• _Problem to work on_: Each entry below must be repeated word for word.

— Begin Data supplied —

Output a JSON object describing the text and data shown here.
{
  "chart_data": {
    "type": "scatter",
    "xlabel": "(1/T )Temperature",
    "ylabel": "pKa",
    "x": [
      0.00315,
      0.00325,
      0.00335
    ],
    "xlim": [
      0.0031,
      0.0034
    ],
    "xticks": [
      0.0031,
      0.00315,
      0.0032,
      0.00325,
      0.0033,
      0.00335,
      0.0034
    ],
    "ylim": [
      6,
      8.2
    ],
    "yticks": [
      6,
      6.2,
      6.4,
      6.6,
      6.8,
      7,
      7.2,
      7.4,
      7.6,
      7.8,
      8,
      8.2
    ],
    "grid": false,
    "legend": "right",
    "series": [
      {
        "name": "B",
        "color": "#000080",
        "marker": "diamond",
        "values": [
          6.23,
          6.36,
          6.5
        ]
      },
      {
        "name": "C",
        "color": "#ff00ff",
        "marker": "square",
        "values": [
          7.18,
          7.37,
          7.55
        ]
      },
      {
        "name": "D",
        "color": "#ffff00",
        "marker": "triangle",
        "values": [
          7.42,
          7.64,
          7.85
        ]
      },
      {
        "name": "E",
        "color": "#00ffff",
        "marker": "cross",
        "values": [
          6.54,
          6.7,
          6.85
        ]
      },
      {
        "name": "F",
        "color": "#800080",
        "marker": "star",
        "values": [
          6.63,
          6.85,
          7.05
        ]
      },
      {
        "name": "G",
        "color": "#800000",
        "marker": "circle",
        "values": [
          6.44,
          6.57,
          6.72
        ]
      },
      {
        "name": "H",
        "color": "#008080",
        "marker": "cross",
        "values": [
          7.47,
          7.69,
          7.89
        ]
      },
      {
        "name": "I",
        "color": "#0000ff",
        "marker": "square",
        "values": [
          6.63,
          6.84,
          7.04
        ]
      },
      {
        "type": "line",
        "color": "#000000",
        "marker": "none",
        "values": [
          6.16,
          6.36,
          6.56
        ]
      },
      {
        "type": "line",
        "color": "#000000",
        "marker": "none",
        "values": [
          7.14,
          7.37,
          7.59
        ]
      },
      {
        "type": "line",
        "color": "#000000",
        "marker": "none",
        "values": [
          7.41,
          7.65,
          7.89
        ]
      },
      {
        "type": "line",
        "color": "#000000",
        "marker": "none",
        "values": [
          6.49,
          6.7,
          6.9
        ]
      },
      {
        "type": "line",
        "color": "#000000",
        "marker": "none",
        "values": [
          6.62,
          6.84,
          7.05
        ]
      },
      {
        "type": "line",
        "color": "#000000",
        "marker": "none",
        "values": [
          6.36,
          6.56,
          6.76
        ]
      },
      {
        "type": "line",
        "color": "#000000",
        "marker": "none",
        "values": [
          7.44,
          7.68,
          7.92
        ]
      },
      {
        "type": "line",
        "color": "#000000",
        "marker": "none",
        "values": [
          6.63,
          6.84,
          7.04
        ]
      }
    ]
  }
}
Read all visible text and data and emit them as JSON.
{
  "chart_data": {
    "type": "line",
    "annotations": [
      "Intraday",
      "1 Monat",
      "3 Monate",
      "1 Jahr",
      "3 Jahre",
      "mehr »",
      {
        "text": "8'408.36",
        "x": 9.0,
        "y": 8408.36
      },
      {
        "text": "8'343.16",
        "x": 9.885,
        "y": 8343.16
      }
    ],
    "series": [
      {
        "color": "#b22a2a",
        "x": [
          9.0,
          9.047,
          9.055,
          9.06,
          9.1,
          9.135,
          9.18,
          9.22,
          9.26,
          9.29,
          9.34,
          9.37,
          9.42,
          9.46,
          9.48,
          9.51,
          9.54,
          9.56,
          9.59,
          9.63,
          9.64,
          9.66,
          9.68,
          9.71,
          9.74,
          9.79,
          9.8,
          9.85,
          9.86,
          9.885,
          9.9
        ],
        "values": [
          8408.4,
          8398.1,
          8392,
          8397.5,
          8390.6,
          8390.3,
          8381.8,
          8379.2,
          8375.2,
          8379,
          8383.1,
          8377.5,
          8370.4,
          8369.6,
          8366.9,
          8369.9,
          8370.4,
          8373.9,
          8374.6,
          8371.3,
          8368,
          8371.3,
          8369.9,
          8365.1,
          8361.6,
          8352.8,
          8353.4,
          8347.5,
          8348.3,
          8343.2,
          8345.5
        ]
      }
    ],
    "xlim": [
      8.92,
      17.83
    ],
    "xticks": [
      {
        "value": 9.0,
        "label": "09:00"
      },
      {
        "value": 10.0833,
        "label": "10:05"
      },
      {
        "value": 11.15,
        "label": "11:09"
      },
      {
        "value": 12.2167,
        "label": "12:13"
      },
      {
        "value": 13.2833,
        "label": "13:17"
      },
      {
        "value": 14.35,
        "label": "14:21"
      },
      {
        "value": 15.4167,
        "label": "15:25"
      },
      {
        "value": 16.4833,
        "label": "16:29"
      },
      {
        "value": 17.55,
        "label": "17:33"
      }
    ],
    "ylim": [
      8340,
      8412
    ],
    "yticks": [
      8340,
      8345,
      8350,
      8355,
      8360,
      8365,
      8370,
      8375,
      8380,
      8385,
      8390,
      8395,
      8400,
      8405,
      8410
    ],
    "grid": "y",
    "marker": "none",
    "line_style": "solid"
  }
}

— End Data supplied —

• _Task response_:
Output a JSON object describing the text and data shown here.
{
  "chart_data": {
    "type": "scatter",
    "xlabel": "(1/T )Temperature",
    "ylabel": "pKa",
    "x": [
      0.00315,
      0.00325,
      0.00335
    ],
    "xlim": [
      0.0031,
      0.0034
    ],
    "xticks": [
      0.0031,
      0.00315,
      0.0032,
      0.00325,
      0.0033,
      0.00335,
      0.0034
    ],
    "ylim": [
      6,
      8.2
    ],
    "yticks": [
      6,
      6.2,
      6.4,
      6.6,
      6.8,
      7,
      7.2,
      7.4,
      7.6,
      7.8,
      8,
      8.2
    ],
    "grid": false,
    "legend": "right",
    "series": [
      {
        "name": "B",
        "color": "#000080",
        "marker": "diamond",
        "values": [
          6.23,
          6.36,
          6.5
        ]
      },
      {
        "name": "C",
        "color": "#ff00ff",
        "marker": "square",
        "values": [
          7.18,
          7.37,
          7.55
        ]
      },
      {
        "name": "D",
        "color": "#ffff00",
        "marker": "triangle",
        "values": [
          7.42,
          7.64,
          7.85
        ]
      },
      {
        "name": "E",
        "color": "#00ffff",
        "marker": "cross",
        "values": [
          6.54,
          6.7,
          6.85
        ]
      },
      {
        "name": "F",
        "color": "#800080",
        "marker": "star",
        "values": [
          6.63,
          6.85,
          7.05
        ]
      },
      {
        "name": "G",
        "color": "#800000",
        "marker": "circle",
        "values": [
          6.44,
          6.57,
          6.72
        ]
      },
      {
        "name": "H",
        "color": "#008080",
        "marker": "cross",
        "values": [
          7.47,
          7.69,
          7.89
        ]
      },
      {
        "name": "I",
        "color": "#0000ff",
        "marker": "square",
        "values": [
          6.63,
          6.84,
          7.04
        ]
      },
      {
        "type": "line",
        "color": "#000000",
        "marker": "none",
        "values": [
          6.16,
          6.36,
          6.56
        ]
      },
      {
        "type": "line",
        "color": "#000000",
        "marker": "none",
        "values": [
          7.14,
          7.37,
          7.59
        ]
      },
      {
        "type": "line",
        "color": "#000000",
        "marker": "none",
        "values": [
          7.41,
          7.65,
          7.89
        ]
      },
      {
        "type": "line",
        "color": "#000000",
        "marker": "none",
        "values": [
          6.49,
          6.7,
          6.9
        ]
      },
      {
        "type": "line",
        "color": "#000000",
        "marker": "none",
        "values": [
          6.62,
          6.84,
          7.05
        ]
      },
      {
        "type": "line",
        "color": "#000000",
        "marker": "none",
        "values": [
          6.36,
          6.56,
          6.76
        ]
      },
      {
        "type": "line",
        "color": "#000000",
        "marker": "none",
        "values": [
          7.44,
          7.68,
          7.92
        ]
      },
      {
        "type": "line",
        "color": "#000000",
        "marker": "none",
        "values": [
          6.63,
          6.84,
          7.04
        ]
      }
    ]
  }
}
Read all visible text and data and emit them as JSON.
{
  "chart_data": {
    "type": "line",
    "annotations": [
      "Intraday",
      "1 Monat",
      "3 Monate",
      "1 Jahr",
      "3 Jahre",
      "mehr »",
      {
        "text": "8'408.36",
        "x": 9.0,
        "y": 8408.36
      },
      {
        "text": "8'343.16",
        "x": 9.885,
        "y": 8343.16
      }
    ],
    "series": [
      {
        "color": "#b22a2a",
        "x": [
          9.0,
          9.047,
          9.055,
          9.06,
          9.1,
          9.135,
          9.18,
          9.22,
          9.26,
          9.29,
          9.34,
          9.37,
          9.42,
          9.46,
          9.48,
          9.51,
          9.54,
          9.56,
          9.59,
          9.63,
          9.64,
          9.66,
          9.68,
          9.71,
          9.74,
          9.79,
          9.8,
          9.85,
          9.86,
          9.885,
          9.9
        ],
        "values": [
          8408.4,
          8398.1,
          8392,
          8397.5,
          8390.6,
          8390.3,
          8381.8,
          8379.2,
          8375.2,
          8379,
          8383.1,
          8377.5,
          8370.4,
          8369.6,
          8366.9,
          8369.9,
          8370.4,
          8373.9,
          8374.6,
          8371.3,
          8368,
          8371.3,
          8369.9,
          8365.1,
          8361.6,
          8352.8,
          8353.4,
          8347.5,
          8348.3,
          8343.2,
          8345.5
        ]
      }
    ],
    "xlim": [
      8.92,
      17.83
    ],
    "xticks": [
      {
        "value": 9.0,
        "label": "09:00"
      },
      {
        "value": 10.0833,
        "label": "10:05"
      },
      {
        "value": 11.15,
        "label": "11:09"
      },
      {
        "value": 12.2167,
        "label": "12:13"
      },
      {
        "value": 13.2833,
        "label": "13:17"
      },
      {
        "value": 14.35,
        "label": "14:21"
      },
      {
        "value": 15.4167,
        "label": "15:25"
      },
      {
        "value": 16.4833,
        "label": "16:29"
      },
      {
        "value": 17.55,
        "label": "17:33"
      }
    ],
    "ylim": [
      8340,
      8412
    ],
    "yticks": [
      8340,
      8345,
      8350,
      8355,
      8360,
      8365,
      8370,
      8375,
      8380,
      8385,
      8390,
      8395,
      8400,
      8405,
      8410
    ],
    "grid": "y",
    "marker": "none",
    "line_style": "solid"
  }
}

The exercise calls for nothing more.